▸ What the exercise asks:
Set down exactly, please, each line from the one containing "Decode this image" through the one containing "Parse this screenshot: output", both lines included, and no other line.

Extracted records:
######

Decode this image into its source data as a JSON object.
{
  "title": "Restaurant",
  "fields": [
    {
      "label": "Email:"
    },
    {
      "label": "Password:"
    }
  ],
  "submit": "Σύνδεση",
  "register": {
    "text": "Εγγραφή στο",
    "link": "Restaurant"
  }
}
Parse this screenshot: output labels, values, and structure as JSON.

######

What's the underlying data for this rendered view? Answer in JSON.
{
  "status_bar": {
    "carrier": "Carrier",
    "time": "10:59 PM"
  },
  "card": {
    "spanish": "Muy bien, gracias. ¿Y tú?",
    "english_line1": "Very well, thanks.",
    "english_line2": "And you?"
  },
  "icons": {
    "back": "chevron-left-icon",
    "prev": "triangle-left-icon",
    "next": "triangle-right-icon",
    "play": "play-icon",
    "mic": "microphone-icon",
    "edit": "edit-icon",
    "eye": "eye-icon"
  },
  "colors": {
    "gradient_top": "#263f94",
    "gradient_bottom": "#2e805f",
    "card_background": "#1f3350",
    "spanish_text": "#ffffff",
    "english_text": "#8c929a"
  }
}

######

▸ Result of the exercise:
Decode this image into its source data as a JSON object.
{
  "title": "Restaurant",
  "fields": [
    {
      "label": "Email:"
    },
    {
      "label": "Password:"
    }
  ],
  "submit": "Σύνδεση",
  "register": {
    "text": "Εγγραφή στο",
    "link": "Restaurant"
  }
}
Parse this screenshot: output labels, values, and structure as JSON.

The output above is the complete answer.